>> Start DATA SECTION
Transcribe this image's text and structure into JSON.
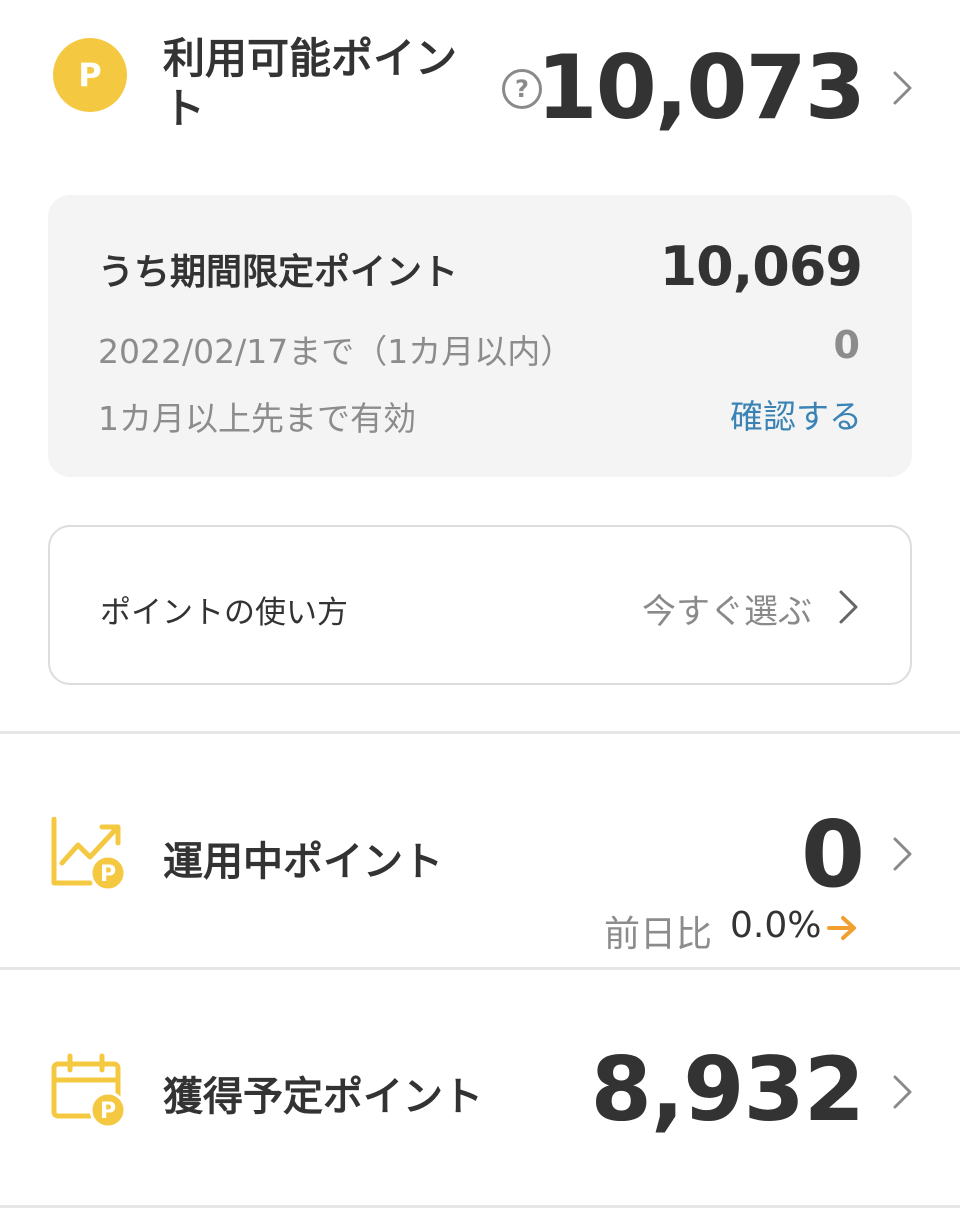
{
  "available": {
    "coin_letter": "P",
    "label": "利用可能ポイント",
    "help_symbol": "?",
    "value": "10,073"
  },
  "limited": {
    "title": "うち期間限定ポイント",
    "total": "10,069",
    "row1_label": "2022/02/17まで（1カ月以内）",
    "row1_value": "0",
    "row2_label": "1カ月以上先まで有効",
    "row2_link": "確認する"
  },
  "usage": {
    "label": "ポイントの使い方",
    "action": "今すぐ選ぶ"
  },
  "invest": {
    "icon": "chart-up-point-icon",
    "label": "運用中ポイント",
    "value": "0",
    "change_label": "前日比",
    "change_value": "0.0%"
  },
  "pending": {
    "icon": "calendar-point-icon",
    "label": "獲得予定ポイント",
    "value": "8,932"
  },
  "colors": {
    "coin": "#f5c842",
    "icon_yellow": "#f5c842",
    "arrow_orange": "#f0a030",
    "link_blue": "#3b83b5",
    "gray_box": "#f4f4f4"
  }
}
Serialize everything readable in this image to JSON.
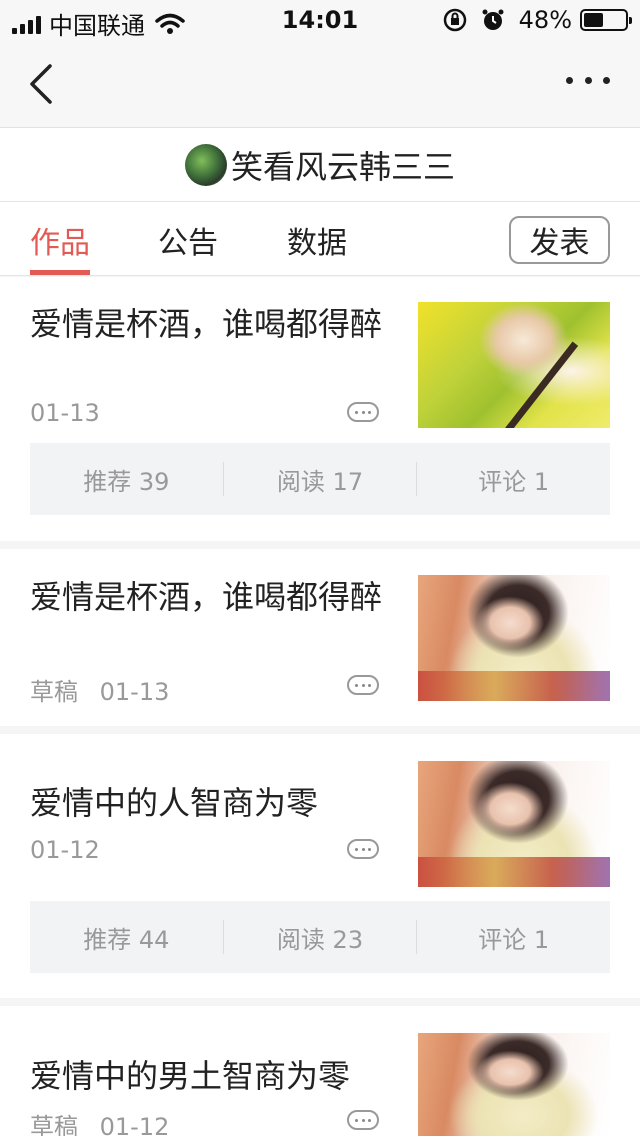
{
  "status_bar": {
    "carrier": "中国联通",
    "time": "14:01",
    "battery_text": "48%",
    "battery_level": 0.48
  },
  "profile": {
    "name": "笑看风云韩三三"
  },
  "tabs": [
    {
      "label": "作品",
      "active": true
    },
    {
      "label": "公告",
      "active": false
    },
    {
      "label": "数据",
      "active": false
    }
  ],
  "publish_label": "发表",
  "articles": [
    {
      "title": "爱情是杯酒，谁喝都得醉",
      "draft": "",
      "date": "01-13",
      "image": "woman-with-cello-in-flower-field",
      "stats": {
        "recommend": "推荐 39",
        "read": "阅读 17",
        "comment": "评论 1"
      }
    },
    {
      "title": "爱情是杯酒，谁喝都得醉",
      "draft": "草稿",
      "date": "01-13",
      "image": "woman-sitting-by-window"
    },
    {
      "title": "爱情中的人智商为零",
      "draft": "",
      "date": "01-12",
      "image": "woman-sitting-by-window",
      "stats": {
        "recommend": "推荐 44",
        "read": "阅读 23",
        "comment": "评论 1"
      }
    },
    {
      "title": "爱情中的男土智商为零",
      "draft": "草稿",
      "date": "01-12",
      "image": "woman-sitting-by-window"
    }
  ],
  "colors": {
    "accent": "#e25a53",
    "muted": "#999999",
    "stats_bg": "#f2f3f5"
  },
  "icons": {
    "back": "chevron-left-icon",
    "more": "more-dots-icon",
    "wifi": "wifi-icon",
    "alarm": "alarm-icon",
    "lock": "rotation-lock-icon"
  }
}
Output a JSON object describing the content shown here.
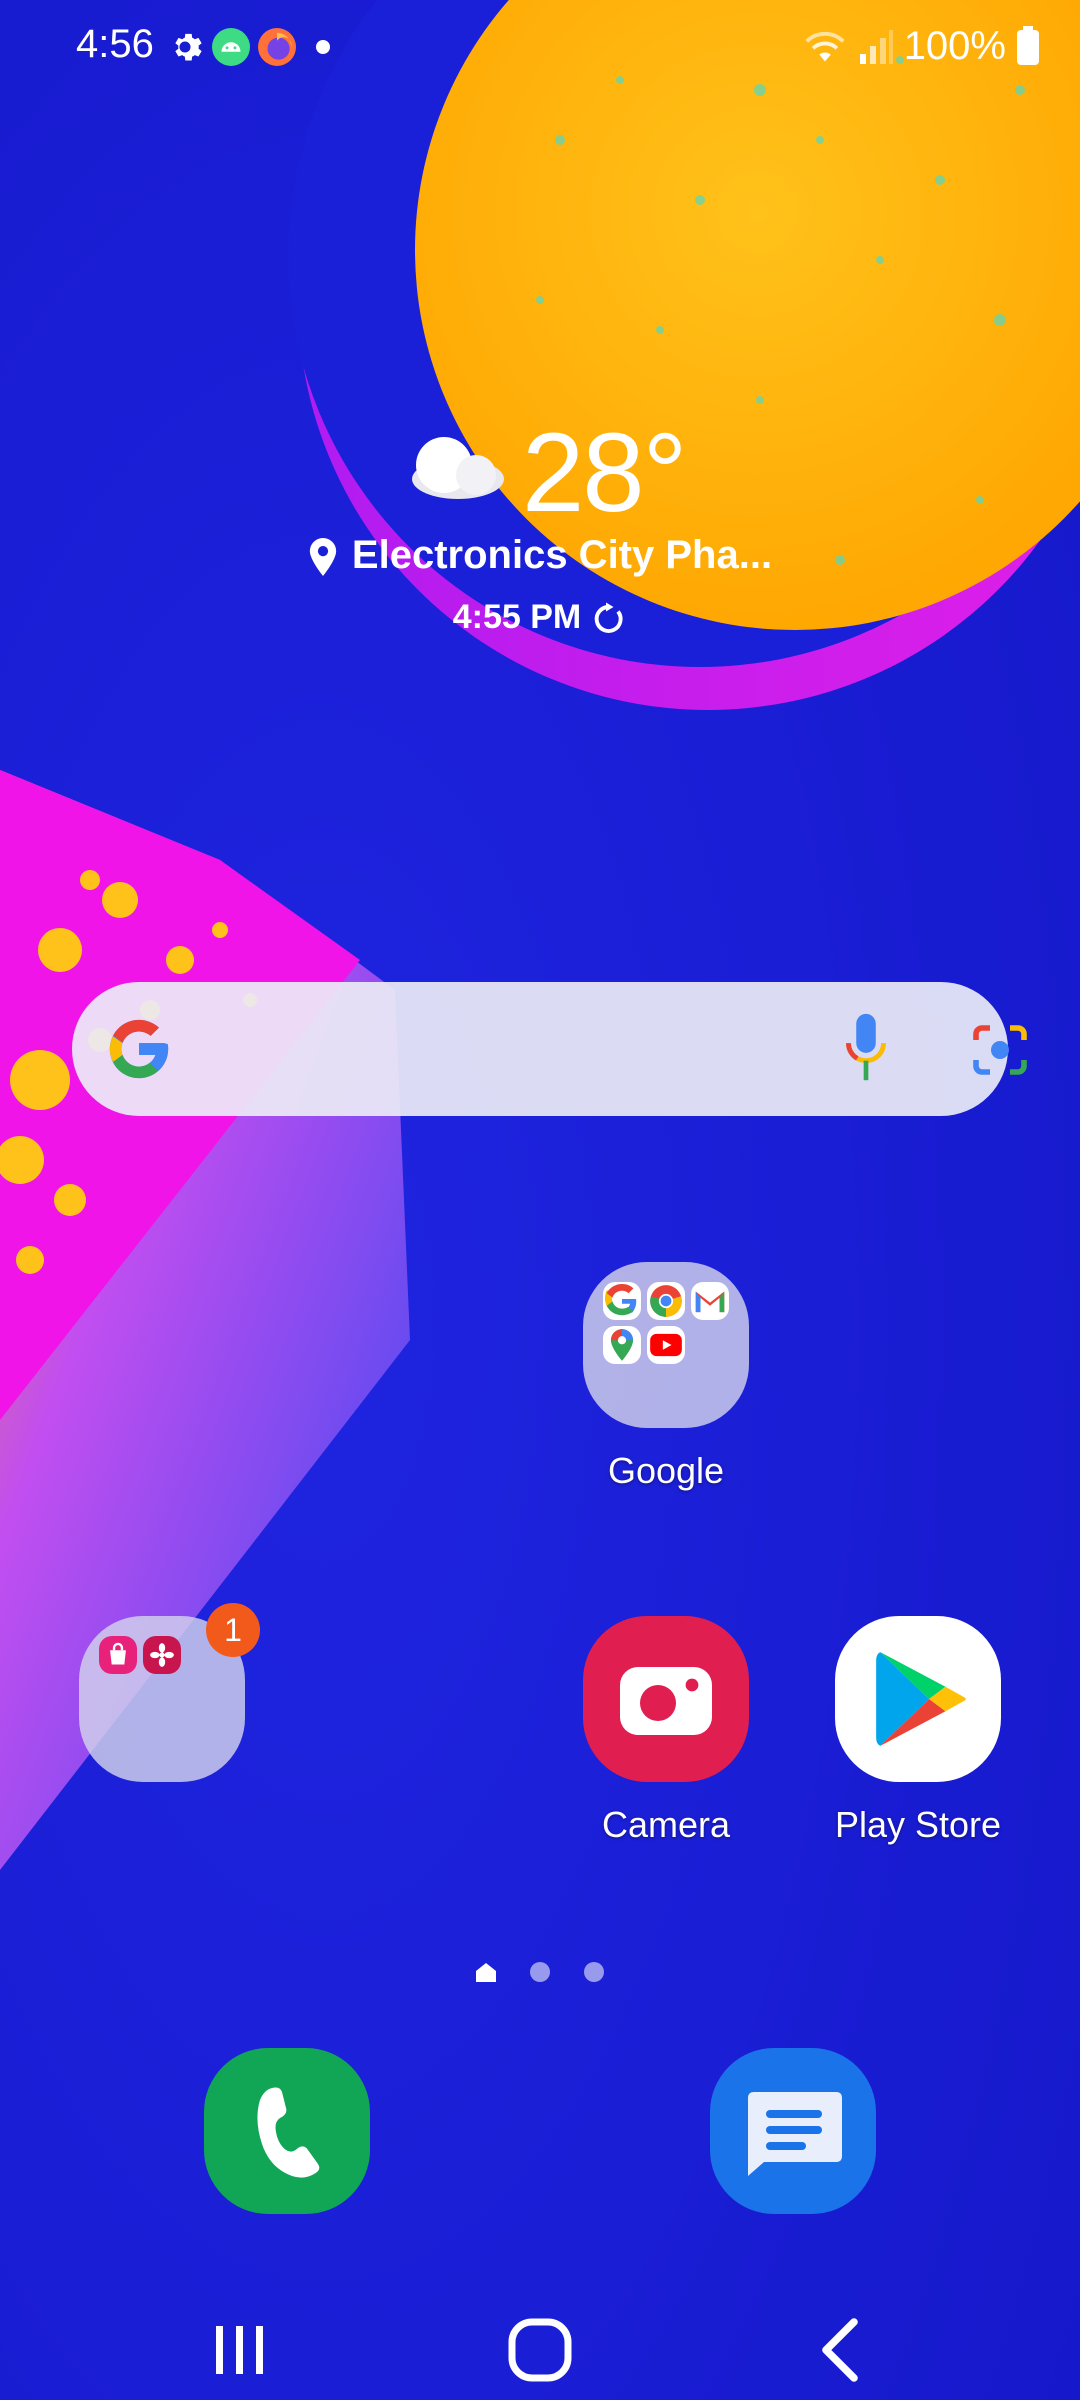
{
  "status_bar": {
    "time": "4:56",
    "battery": "100%",
    "icons": [
      "settings-icon",
      "android-icon",
      "firefox-icon",
      "notification-dot-icon",
      "wifi-icon",
      "signal-icon",
      "battery-icon"
    ]
  },
  "weather": {
    "temperature": "28°",
    "location": "Electronics City Pha...",
    "updated_time": "4:55 PM",
    "condition_icon": "cloud-icon"
  },
  "search": {
    "icons": [
      "google-g-icon",
      "microphone-icon",
      "lens-icon"
    ]
  },
  "apps": {
    "google_folder": {
      "label": "Google",
      "contents": [
        "google-icon",
        "chrome-icon",
        "gmail-icon",
        "maps-icon",
        "youtube-icon"
      ]
    },
    "samsung_folder": {
      "label": "",
      "badge": "1",
      "contents": [
        "galaxy-store-icon",
        "galaxy-flower-icon"
      ]
    },
    "camera": {
      "label": "Camera"
    },
    "play_store": {
      "label": "Play Store"
    }
  },
  "page_indicator": {
    "current": 1,
    "total": 3
  },
  "dock": [
    "phone-icon",
    "messages-icon"
  ],
  "nav_bar": [
    "recents-icon",
    "home-icon",
    "back-icon"
  ],
  "colors": {
    "background": "#1a1fd8",
    "sun": "#ffb300",
    "magenta": "#e81ce8",
    "camera_red": "#e01e4f",
    "phone_green": "#11a656",
    "messages_blue": "#1a73e8",
    "badge": "#f25a1c"
  }
}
>> End DATA SECTION
Retype everything in the material word for word, minus pictures.

Transcribe this image's text and structure into JSON.
{
  "available": {
    "coin_letter": "P",
    "label": "利用可能ポイント",
    "help_symbol": "?",
    "value": "10,073"
  },
  "limited": {
    "title": "うち期間限定ポイント",
    "total": "10,069",
    "row1_label": "2022/02/17まで（1カ月以内）",
    "row1_value": "0",
    "row2_label": "1カ月以上先まで有効",
    "row2_link": "確認する"
  },
  "usage": {
    "label": "ポイントの使い方",
    "action": "今すぐ選ぶ"
  },
  "invest": {
    "icon": "chart-up-point-icon",
    "label": "運用中ポイント",
    "value": "0",
    "change_label": "前日比",
    "change_value": "0.0%"
  },
  "pending": {
    "icon": "calendar-point-icon",
    "label": "獲得予定ポイント",
    "value": "8,932"
  },
  "colors": {
    "coin": "#f5c842",
    "icon_yellow": "#f5c842",
    "arrow_orange": "#f0a030",
    "link_blue": "#3b83b5",
    "gray_box": "#f4f4f4"
  }
}
Serialize everything readable in this image to JSON.
{
  "status_bar": {
    "carrier": "中国联通",
    "time": "14:01",
    "battery_text": "48%",
    "battery_level": 0.48
  },
  "profile": {
    "name": "笑看风云韩三三"
  },
  "tabs": [
    {
      "label": "作品",
      "active": true
    },
    {
      "label": "公告",
      "active": false
    },
    {
      "label": "数据",
      "active": false
    }
  ],
  "publish_label": "发表",
  "articles": [
    {
      "title": "爱情是杯酒，谁喝都得醉",
      "draft": "",
      "date": "01-13",
      "image": "woman-with-cello-in-flower-field",
      "stats": {
        "recommend": "推荐 39",
        "read": "阅读 17",
        "comment": "评论 1"
      }
    },
    {
      "title": "爱情是杯酒，谁喝都得醉",
      "draft": "草稿",
      "date": "01-13",
      "image": "woman-sitting-by-window"
    },
    {
      "title": "爱情中的人智商为零",
      "draft": "",
      "date": "01-12",
      "image": "woman-sitting-by-window",
      "stats": {
        "recommend": "推荐 44",
        "read": "阅读 23",
        "comment": "评论 1"
      }
    },
    {
      "title": "爱情中的男土智商为零",
      "draft": "草稿",
      "date": "01-12",
      "image": "woman-sitting-by-window"
    }
  ],
  "colors": {
    "accent": "#e25a53",
    "muted": "#999999",
    "stats_bg": "#f2f3f5"
  },
  "icons": {
    "back": "chevron-left-icon",
    "more": "more-dots-icon",
    "wifi": "wifi-icon",
    "alarm": "alarm-icon",
    "lock": "rotation-lock-icon"
  }
}
Output a JSON object describing the content shown here.
{
  "status_bar": {
    "time": "4:56",
    "battery": "100%",
    "icons": [
      "settings-icon",
      "android-icon",
      "firefox-icon",
      "notification-dot-icon",
      "wifi-icon",
      "signal-icon",
      "battery-icon"
    ]
  },
  "weather": {
    "temperature": "28°",
    "location": "Electronics City Pha...",
    "updated_time": "4:55 PM",
    "condition_icon": "cloud-icon"
  },
  "search": {
    "icons": [
      "google-g-icon",
      "microphone-icon",
      "lens-icon"
    ]
  },
  "apps": {
    "google_folder": {
      "label": "Google",
      "contents": [
        "google-icon",
        "chrome-icon",
        "gmail-icon",
        "maps-icon",
        "youtube-icon"
      ]
    },
    "samsung_folder": {
      "label": "",
      "badge": "1",
      "contents": [
        "galaxy-store-icon",
        "galaxy-flower-icon"
      ]
    },
    "camera": {
      "label": "Camera"
    },
    "play_store": {
      "label": "Play Store"
    }
  },
  "page_indicator": {
    "current": 1,
    "total": 3
  },
  "dock": [
    "phone-icon",
    "messages-icon"
  ],
  "nav_bar": [
    "recents-icon",
    "home-icon",
    "back-icon"
  ],
  "colors": {
    "background": "#1a1fd8",
    "sun": "#ffb300",
    "magenta": "#e81ce8",
    "camera_red": "#e01e4f",
    "phone_green": "#11a656",
    "messages_blue": "#1a73e8",
    "badge": "#f25a1c"
  }
}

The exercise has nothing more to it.